- **What the exercise asks**:
Lines that contain the string "государственной" are to be copied; leave out all others.
** Begin **
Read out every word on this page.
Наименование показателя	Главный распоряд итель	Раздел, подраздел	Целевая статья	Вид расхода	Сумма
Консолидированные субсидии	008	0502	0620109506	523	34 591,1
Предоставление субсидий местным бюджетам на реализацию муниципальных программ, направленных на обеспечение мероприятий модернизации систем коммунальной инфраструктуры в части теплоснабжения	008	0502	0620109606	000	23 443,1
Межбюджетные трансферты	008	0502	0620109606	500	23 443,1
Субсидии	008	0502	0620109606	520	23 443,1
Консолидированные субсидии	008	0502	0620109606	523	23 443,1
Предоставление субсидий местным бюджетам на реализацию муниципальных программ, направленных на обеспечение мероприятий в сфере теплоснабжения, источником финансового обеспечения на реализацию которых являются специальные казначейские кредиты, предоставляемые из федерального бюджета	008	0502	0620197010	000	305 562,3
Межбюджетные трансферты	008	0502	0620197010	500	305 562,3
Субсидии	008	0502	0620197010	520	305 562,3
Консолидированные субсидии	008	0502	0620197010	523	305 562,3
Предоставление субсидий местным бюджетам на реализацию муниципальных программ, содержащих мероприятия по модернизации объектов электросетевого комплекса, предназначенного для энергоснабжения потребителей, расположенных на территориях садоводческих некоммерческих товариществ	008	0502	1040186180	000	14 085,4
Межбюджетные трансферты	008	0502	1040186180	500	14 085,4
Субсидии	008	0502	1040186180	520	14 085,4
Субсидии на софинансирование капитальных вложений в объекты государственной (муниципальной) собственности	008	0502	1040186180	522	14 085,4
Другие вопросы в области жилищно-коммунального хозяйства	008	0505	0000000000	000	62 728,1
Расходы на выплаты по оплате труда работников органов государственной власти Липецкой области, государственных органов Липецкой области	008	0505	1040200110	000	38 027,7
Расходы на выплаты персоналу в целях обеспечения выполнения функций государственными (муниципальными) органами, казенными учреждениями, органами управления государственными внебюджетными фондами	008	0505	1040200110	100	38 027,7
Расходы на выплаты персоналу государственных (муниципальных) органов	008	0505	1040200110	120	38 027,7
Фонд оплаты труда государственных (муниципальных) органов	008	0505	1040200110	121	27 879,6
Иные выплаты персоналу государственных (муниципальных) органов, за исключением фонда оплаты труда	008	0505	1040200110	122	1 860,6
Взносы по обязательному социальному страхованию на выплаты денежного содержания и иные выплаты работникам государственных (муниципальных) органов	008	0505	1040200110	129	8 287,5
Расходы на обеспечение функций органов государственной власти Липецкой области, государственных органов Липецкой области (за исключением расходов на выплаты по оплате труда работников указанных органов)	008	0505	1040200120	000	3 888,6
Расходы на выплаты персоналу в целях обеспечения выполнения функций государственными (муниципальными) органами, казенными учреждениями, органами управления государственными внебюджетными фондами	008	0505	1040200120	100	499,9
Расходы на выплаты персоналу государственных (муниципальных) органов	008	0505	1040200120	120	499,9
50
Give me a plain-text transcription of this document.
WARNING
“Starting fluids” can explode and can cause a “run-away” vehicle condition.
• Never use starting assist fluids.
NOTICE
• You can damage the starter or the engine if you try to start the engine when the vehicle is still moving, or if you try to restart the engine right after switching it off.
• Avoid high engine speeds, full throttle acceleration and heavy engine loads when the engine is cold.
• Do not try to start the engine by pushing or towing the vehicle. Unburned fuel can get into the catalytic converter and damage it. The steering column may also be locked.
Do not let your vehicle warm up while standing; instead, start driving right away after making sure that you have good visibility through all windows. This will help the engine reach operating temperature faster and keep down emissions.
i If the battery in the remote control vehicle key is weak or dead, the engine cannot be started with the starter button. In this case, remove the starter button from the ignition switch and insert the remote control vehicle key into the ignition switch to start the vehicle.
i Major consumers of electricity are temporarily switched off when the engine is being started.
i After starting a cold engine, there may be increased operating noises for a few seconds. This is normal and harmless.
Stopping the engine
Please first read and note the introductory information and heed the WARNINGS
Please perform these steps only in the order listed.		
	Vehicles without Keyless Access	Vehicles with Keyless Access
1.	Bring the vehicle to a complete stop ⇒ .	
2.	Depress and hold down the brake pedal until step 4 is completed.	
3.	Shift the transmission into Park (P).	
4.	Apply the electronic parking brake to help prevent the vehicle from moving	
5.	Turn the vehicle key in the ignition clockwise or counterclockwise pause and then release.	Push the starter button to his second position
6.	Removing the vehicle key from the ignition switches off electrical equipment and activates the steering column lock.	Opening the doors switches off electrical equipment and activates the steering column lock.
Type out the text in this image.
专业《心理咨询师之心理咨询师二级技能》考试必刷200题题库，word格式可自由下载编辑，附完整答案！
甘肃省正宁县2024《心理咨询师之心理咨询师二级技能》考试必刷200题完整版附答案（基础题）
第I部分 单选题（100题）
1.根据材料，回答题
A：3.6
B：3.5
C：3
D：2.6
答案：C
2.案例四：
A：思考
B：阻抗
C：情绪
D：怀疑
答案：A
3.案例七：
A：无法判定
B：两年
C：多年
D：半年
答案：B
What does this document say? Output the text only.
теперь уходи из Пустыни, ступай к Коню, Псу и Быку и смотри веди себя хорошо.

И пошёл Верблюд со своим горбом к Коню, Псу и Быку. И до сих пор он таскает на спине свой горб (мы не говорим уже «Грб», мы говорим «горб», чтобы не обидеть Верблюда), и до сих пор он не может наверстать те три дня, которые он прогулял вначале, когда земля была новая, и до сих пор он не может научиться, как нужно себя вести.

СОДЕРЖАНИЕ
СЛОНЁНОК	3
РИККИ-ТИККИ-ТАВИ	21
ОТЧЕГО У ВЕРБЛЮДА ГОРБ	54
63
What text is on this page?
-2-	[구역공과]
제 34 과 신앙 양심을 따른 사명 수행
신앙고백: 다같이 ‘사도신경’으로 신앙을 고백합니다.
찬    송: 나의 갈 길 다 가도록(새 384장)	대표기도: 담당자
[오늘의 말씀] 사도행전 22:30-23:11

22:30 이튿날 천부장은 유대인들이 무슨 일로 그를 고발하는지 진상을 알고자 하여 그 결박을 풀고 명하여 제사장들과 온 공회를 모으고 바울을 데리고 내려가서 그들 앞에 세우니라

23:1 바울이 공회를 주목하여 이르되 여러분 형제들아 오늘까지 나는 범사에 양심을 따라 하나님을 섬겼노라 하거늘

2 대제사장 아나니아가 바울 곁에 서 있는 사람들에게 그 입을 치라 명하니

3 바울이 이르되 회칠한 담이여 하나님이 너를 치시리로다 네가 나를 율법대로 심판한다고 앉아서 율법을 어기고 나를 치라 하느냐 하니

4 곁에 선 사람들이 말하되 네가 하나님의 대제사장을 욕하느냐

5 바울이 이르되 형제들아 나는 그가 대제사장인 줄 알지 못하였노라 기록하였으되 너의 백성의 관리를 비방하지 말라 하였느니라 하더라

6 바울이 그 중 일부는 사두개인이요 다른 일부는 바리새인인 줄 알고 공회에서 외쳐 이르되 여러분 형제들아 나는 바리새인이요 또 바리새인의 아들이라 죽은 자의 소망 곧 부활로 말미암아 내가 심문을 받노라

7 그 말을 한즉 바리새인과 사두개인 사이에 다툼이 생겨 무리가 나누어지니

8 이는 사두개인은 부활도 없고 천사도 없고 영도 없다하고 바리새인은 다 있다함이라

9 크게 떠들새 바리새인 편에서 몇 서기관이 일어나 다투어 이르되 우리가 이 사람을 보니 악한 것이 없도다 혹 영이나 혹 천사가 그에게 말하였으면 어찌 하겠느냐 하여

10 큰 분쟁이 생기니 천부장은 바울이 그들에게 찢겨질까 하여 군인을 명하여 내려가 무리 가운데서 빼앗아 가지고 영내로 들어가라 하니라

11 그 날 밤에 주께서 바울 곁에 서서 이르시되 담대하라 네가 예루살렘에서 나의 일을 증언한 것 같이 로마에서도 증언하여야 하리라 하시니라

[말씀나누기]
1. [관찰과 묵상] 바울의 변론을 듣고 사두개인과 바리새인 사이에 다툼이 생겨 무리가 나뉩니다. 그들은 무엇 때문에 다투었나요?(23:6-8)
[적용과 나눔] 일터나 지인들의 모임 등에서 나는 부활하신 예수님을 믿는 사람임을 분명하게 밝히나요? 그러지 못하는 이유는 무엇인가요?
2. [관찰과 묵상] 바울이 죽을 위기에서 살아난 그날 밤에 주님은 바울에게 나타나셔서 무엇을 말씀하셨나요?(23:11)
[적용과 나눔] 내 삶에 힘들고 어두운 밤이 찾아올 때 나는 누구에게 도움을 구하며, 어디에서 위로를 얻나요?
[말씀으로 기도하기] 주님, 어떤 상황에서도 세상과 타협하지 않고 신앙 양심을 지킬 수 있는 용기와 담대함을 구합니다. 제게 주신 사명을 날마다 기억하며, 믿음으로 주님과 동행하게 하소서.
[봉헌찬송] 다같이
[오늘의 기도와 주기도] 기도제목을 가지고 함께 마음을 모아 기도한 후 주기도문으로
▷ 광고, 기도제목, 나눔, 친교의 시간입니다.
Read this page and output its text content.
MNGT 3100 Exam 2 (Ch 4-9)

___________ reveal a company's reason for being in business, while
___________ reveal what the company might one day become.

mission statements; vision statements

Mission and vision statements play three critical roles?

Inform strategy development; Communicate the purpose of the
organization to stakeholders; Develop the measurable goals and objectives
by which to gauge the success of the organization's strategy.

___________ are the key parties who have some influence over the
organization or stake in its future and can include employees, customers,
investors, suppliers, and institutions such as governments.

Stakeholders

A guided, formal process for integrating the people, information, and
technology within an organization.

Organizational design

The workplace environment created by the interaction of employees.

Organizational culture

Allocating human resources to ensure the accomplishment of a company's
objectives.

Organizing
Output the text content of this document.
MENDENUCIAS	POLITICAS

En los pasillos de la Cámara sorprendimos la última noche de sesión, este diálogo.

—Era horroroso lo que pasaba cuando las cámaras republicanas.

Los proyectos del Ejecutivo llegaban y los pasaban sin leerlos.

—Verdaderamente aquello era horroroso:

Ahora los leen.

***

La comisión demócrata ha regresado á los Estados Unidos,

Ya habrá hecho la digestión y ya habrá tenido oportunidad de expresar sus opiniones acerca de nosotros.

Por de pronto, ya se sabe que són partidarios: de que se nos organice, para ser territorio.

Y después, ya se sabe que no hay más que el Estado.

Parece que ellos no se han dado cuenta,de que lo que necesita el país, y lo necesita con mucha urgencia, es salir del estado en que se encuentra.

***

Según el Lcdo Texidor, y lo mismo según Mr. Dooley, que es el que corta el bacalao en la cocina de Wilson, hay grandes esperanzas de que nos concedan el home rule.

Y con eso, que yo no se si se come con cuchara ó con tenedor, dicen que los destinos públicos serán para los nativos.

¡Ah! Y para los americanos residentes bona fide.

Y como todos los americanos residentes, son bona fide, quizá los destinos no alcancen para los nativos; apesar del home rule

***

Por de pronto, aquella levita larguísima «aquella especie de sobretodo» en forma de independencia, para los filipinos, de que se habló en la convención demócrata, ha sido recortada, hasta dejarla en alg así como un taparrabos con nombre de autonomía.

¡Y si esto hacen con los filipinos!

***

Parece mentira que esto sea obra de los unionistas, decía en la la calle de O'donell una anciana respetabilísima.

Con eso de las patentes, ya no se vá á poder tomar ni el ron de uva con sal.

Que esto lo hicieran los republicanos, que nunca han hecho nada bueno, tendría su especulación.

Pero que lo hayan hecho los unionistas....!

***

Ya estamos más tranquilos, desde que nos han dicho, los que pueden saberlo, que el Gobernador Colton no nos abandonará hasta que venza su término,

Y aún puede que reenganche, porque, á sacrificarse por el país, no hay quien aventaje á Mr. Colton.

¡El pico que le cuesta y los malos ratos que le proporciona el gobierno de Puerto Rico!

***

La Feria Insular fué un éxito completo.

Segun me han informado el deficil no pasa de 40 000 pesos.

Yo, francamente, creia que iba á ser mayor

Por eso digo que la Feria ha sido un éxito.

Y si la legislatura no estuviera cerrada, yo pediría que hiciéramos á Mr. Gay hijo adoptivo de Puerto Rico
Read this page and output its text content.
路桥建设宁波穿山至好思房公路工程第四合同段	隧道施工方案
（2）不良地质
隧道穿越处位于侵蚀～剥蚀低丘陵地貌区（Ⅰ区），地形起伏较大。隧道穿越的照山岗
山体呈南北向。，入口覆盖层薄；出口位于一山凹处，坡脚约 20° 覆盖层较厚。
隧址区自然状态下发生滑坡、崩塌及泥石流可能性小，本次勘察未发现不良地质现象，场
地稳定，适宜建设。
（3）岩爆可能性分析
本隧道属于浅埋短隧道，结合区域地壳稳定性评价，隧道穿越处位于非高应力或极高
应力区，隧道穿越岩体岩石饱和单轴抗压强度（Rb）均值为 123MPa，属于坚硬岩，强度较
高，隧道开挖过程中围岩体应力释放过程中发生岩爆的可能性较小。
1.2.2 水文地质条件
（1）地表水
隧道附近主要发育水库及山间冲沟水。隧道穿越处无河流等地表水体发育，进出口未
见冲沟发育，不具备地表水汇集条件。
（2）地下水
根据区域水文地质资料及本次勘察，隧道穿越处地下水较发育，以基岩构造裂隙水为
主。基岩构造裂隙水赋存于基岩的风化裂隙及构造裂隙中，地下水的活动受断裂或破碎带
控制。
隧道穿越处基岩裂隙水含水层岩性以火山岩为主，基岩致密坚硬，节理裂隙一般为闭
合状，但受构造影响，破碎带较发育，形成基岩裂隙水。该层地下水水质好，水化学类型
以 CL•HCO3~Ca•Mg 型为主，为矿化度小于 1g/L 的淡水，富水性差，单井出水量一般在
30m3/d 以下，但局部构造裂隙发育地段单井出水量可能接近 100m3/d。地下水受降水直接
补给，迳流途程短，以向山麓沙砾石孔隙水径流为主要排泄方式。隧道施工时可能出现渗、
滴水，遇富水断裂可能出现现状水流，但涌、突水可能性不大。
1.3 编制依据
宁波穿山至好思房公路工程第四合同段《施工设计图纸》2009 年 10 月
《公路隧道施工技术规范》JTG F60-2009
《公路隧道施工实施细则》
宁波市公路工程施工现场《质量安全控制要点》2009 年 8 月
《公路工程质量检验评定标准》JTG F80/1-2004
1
** End **
- **Task solution**:
Субсидии на софинансирование капитальных вложений в объекты государственной (муниципальной) собственности	008	0502	1040186180	522	14 085,4
Расходы на выплаты по оплате труда работников органов государственной власти Липецкой области, государственных органов Липецкой области	008	0505	1040200110	000	38 027,7
Расходы на обеспечение функций органов государственной власти Липецкой области, государственных органов Липецкой области (за исключением расходов на выплаты по оплате труда работников указанных органов)	008	0505	1040200120	000	3 888,6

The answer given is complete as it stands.